== Do this ==
Transcribe the material in full, exactly as written.

[Items from a data source]
--------------------------------------------------

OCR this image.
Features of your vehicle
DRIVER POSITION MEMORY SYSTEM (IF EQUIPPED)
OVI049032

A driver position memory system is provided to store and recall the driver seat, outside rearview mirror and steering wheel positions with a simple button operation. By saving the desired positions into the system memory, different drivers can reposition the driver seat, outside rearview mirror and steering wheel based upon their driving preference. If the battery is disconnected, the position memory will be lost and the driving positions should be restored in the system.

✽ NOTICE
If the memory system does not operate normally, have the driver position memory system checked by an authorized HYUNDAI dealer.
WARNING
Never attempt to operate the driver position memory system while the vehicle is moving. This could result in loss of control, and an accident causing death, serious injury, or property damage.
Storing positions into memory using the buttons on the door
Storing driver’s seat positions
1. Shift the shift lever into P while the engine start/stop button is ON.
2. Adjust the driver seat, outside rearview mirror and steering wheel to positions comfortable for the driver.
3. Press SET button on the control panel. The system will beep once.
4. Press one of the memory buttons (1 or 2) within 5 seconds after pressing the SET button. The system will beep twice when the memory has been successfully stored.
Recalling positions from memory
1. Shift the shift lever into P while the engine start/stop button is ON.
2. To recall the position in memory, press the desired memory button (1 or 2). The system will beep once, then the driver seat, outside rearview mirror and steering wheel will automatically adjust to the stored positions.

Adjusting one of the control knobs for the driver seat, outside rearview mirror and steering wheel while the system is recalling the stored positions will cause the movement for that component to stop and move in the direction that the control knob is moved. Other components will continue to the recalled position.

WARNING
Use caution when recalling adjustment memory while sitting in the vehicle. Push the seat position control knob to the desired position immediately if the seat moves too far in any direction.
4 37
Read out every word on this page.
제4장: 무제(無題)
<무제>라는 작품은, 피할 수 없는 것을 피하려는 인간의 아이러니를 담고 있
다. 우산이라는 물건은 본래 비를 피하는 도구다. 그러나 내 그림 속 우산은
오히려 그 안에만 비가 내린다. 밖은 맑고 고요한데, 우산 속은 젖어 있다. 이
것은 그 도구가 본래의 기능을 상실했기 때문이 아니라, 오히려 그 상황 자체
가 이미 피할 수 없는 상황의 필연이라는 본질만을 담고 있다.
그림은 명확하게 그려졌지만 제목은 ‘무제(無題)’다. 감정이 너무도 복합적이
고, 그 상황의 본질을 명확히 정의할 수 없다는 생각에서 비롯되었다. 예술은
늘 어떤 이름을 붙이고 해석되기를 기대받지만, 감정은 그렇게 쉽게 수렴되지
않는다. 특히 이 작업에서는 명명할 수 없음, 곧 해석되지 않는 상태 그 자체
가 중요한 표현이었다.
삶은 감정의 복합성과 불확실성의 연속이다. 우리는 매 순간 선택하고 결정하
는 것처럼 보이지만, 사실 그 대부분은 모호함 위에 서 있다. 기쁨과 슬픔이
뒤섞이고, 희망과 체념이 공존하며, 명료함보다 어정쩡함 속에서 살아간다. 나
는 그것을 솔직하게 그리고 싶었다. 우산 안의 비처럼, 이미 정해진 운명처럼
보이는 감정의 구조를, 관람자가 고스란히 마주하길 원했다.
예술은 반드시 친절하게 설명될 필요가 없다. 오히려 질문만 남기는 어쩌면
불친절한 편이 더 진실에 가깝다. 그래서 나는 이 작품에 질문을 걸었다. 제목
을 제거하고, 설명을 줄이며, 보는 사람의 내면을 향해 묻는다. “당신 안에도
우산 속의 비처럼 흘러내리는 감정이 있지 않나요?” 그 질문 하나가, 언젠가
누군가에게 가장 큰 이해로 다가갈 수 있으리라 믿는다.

--------------------------------------------------

== Response to the exercise ==
OCR this image.
Features of your vehicle
DRIVER POSITION MEMORY SYSTEM (IF EQUIPPED)
OVI049032

A driver position memory system is provided to store and recall the driver seat, outside rearview mirror and steering wheel positions with a simple button operation. By saving the desired positions into the system memory, different drivers can reposition the driver seat, outside rearview mirror and steering wheel based upon their driving preference. If the battery is disconnected, the position memory will be lost and the driving positions should be restored in the system.

✽ NOTICE
If the memory system does not operate normally, have the driver position memory system checked by an authorized HYUNDAI dealer.
WARNING
Never attempt to operate the driver position memory system while the vehicle is moving. This could result in loss of control, and an accident causing death, serious injury, or property damage.
Storing positions into memory using the buttons on the door
Storing driver’s seat positions
1. Shift the shift lever into P while the engine start/stop button is ON.
2. Adjust the driver seat, outside rearview mirror and steering wheel to positions comfortable for the driver.
3. Press SET button on the control panel. The system will beep once.
4. Press one of the memory buttons (1 or 2) within 5 seconds after pressing the SET button. The system will beep twice when the memory has been successfully stored.
Recalling positions from memory
1. Shift the shift lever into P while the engine start/stop button is ON.
2. To recall the position in memory, press the desired memory button (1 or 2). The system will beep once, then the driver seat, outside rearview mirror and steering wheel will automatically adjust to the stored positions.

Adjusting one of the control knobs for the driver seat, outside rearview mirror and steering wheel while the system is recalling the stored positions will cause the movement for that component to stop and move in the direction that the control knob is moved. Other components will continue to the recalled position.

WARNING
Use caution when recalling adjustment memory while sitting in the vehicle. Push the seat position control knob to the desired position immediately if the seat moves too far in any direction.
4 37
Read out every word on this page.
제4장: 무제(無題)
<무제>라는 작품은, 피할 수 없는 것을 피하려는 인간의 아이러니를 담고 있
다. 우산이라는 물건은 본래 비를 피하는 도구다. 그러나 내 그림 속 우산은
오히려 그 안에만 비가 내린다. 밖은 맑고 고요한데, 우산 속은 젖어 있다. 이
것은 그 도구가 본래의 기능을 상실했기 때문이 아니라, 오히려 그 상황 자체
가 이미 피할 수 없는 상황의 필연이라는 본질만을 담고 있다.
그림은 명확하게 그려졌지만 제목은 ‘무제(無題)’다. 감정이 너무도 복합적이
고, 그 상황의 본질을 명확히 정의할 수 없다는 생각에서 비롯되었다. 예술은
늘 어떤 이름을 붙이고 해석되기를 기대받지만, 감정은 그렇게 쉽게 수렴되지
않는다. 특히 이 작업에서는 명명할 수 없음, 곧 해석되지 않는 상태 그 자체
가 중요한 표현이었다.
삶은 감정의 복합성과 불확실성의 연속이다. 우리는 매 순간 선택하고 결정하
는 것처럼 보이지만, 사실 그 대부분은 모호함 위에 서 있다. 기쁨과 슬픔이
뒤섞이고, 희망과 체념이 공존하며, 명료함보다 어정쩡함 속에서 살아간다. 나
는 그것을 솔직하게 그리고 싶었다. 우산 안의 비처럼, 이미 정해진 운명처럼
보이는 감정의 구조를, 관람자가 고스란히 마주하길 원했다.
예술은 반드시 친절하게 설명될 필요가 없다. 오히려 질문만 남기는 어쩌면
불친절한 편이 더 진실에 가깝다. 그래서 나는 이 작품에 질문을 걸었다. 제목
을 제거하고, 설명을 줄이며, 보는 사람의 내면을 향해 묻는다. “당신 안에도
우산 속의 비처럼 흘러내리는 감정이 있지 않나요?” 그 질문 하나가, 언젠가
누군가에게 가장 큰 이해로 다가갈 수 있으리라 믿는다.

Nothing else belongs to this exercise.